The response should hold each line from the entries below where "drifting" is found.

==== Task input

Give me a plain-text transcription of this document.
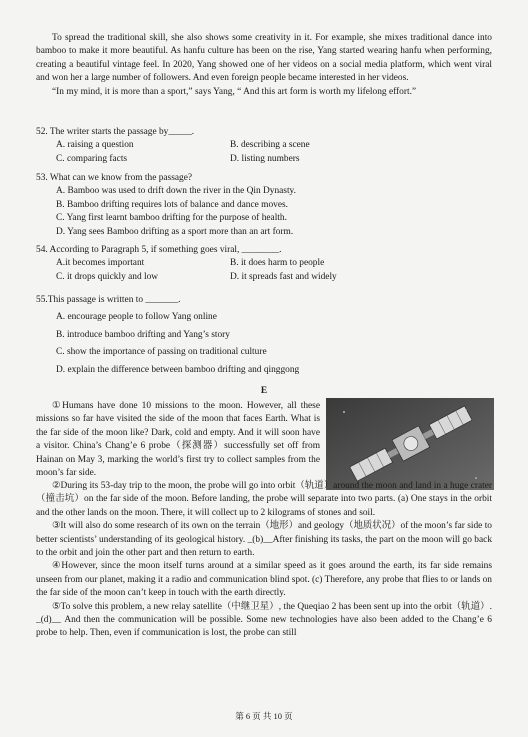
To spread the traditional skill, she also shows some creativity in it. For example, she mixes traditional dance into bamboo to make it more beautiful. As hanfu culture has been on the rise, Yang started wearing hanfu when performing, creating a beautiful vintage feel. In 2020, Yang showed one of her videos on a social media platform, which went viral and won her a large number of followers. And even foreign people became interested in her videos.

“In my mind, it is more than a sport,” says Yang, “ And this art form is worth my lifelong effort.”

52. The writer starts the passage by_____.

A. raising a question	B. describing a scene
C. comparing facts	D. listing numbers

53. What can we know from the passage?

A. Bamboo was used to drift down the river in the Qin Dynasty.
B. Bamboo drifting requires lots of balance and dance moves.
C. Yang first learnt bamboo drifting for the purpose of health.
D. Yang sees Bamboo drifting as a sport more than an art form.

54. According to Paragraph 5, if something goes viral, ________.

A.it becomes important	B. it does harm to people
C. it drops quickly and low	D. it spreads fast and widely

55.This passage is written to _______.

A. encourage people to follow Yang online
B. introduce bamboo drifting and Yang’s story
C. show the importance of passing on traditional culture
D. explain the difference between bamboo drifting and qinggong
E

①Humans have done 10 missions to the moon. However, all these missions so far have visited the side of the moon that faces Earth. What is the far side of the moon like? Dark, cold and empty. And it will soon have a visitor. China’s Chang’e 6 probe（探测器）successfully set off from Hainan on May 3, marking the world’s first try to collect samples from the moon’s far side.

②During its 53-day trip to the moon, the probe will go into orbit（轨道）around the moon and land in a huge crater（撞击坑）on the far side of the moon. Before landing, the probe will separate into two parts. (a) One stays in the orbit and the other lands on the moon. There, it will collect up to 2 kilograms of stones and soil.

③It will also do some research of its own on the terrain（地形）and geology（地质状况）of the moon’s far side to better scientists’ understanding of its geological history. _(b)__After finishing its tasks, the part on the moon will go back to the orbit and join the other part and then return to earth.

④However, since the moon itself turns around at a similar speed as it goes around the earth, its far side remains unseen from our planet, making it a radio and communication blind spot. (c) Therefore, any probe that flies to or lands on the far side of the moon can’t keep in touch with the earth directly.

⑤To solve this problem, a new relay satellite（中继卫星）, the Queqiao 2 has been sent up into the orbit（轨道）. _(d)__ And then the communication will be possible. Some new technologies have also been added to the Chang’e 6 probe to help. Then, even if communication is lost, the probe can still

第 6 页 共 10 页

========

**Solution to the exercise**.
B. Bamboo drifting requires lots of balance and dance moves.
C. Yang first learnt bamboo drifting for the purpose of health.
D. Yang sees Bamboo drifting as a sport more than an art form.
B. introduce bamboo drifting and Yang’s story
D. explain the difference between bamboo drifting and qinggong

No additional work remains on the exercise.